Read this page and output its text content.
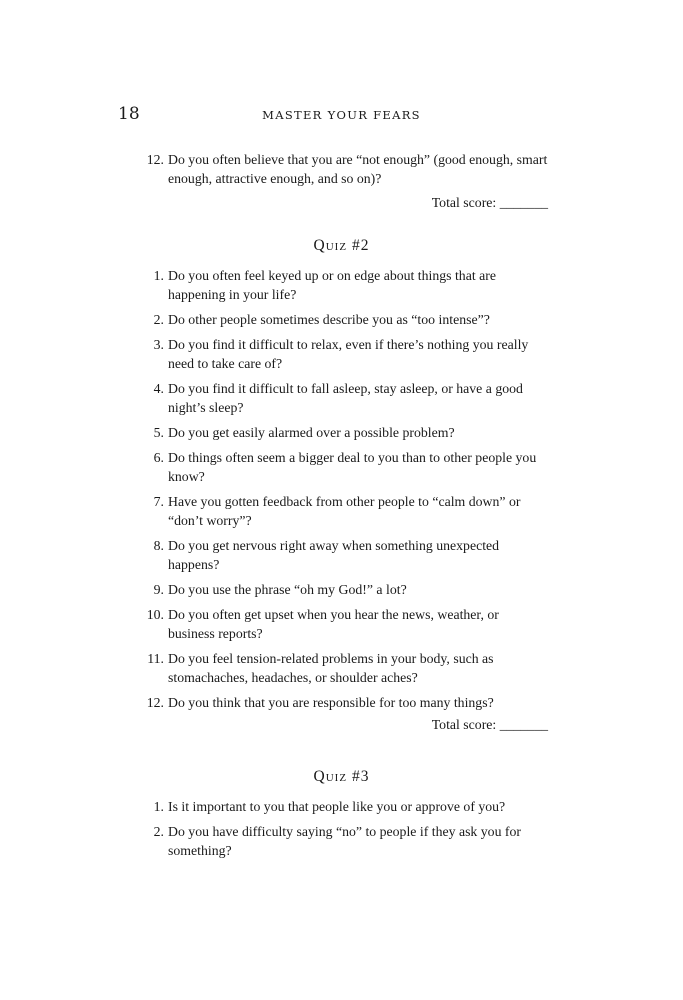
18	MASTER YOUR FEARS
12. Do you often believe that you are “not enough” (good enough, smart enough, attractive enough, and so on)?
Total score: _______
Quiz #2
1. Do you often feel keyed up or on edge about things that are happening in your life?
2. Do other people sometimes describe you as “too intense”?
3. Do you find it difficult to relax, even if there’s nothing you really need to take care of?
4. Do you find it difficult to fall asleep, stay asleep, or have a good night’s sleep?
5. Do you get easily alarmed over a possible problem?
6. Do things often seem a bigger deal to you than to other people you know?
7. Have you gotten feedback from other people to “calm down” or “don’t worry”?
8. Do you get nervous right away when something unexpected happens?
9. Do you use the phrase “oh my God!” a lot?
10. Do you often get upset when you hear the news, weather, or business reports?
11. Do you feel tension-related problems in your body, such as stomachaches, headaches, or shoulder aches?
12. Do you think that you are responsible for too many things?
Total score: _______
Quiz #3
1. Is it important to you that people like you or approve of you?
2. Do you have difficulty saying “no” to people if they ask you for something?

* _Work instructions_: Which lines of the data include "things"? Copy each of them.

* _Solution to the problem_:
1. Do you often feel keyed up or on edge about things that are happening in your life?
6. Do things often seem a bigger deal to you than to other people you know?
12. Do you think that you are responsible for too many things?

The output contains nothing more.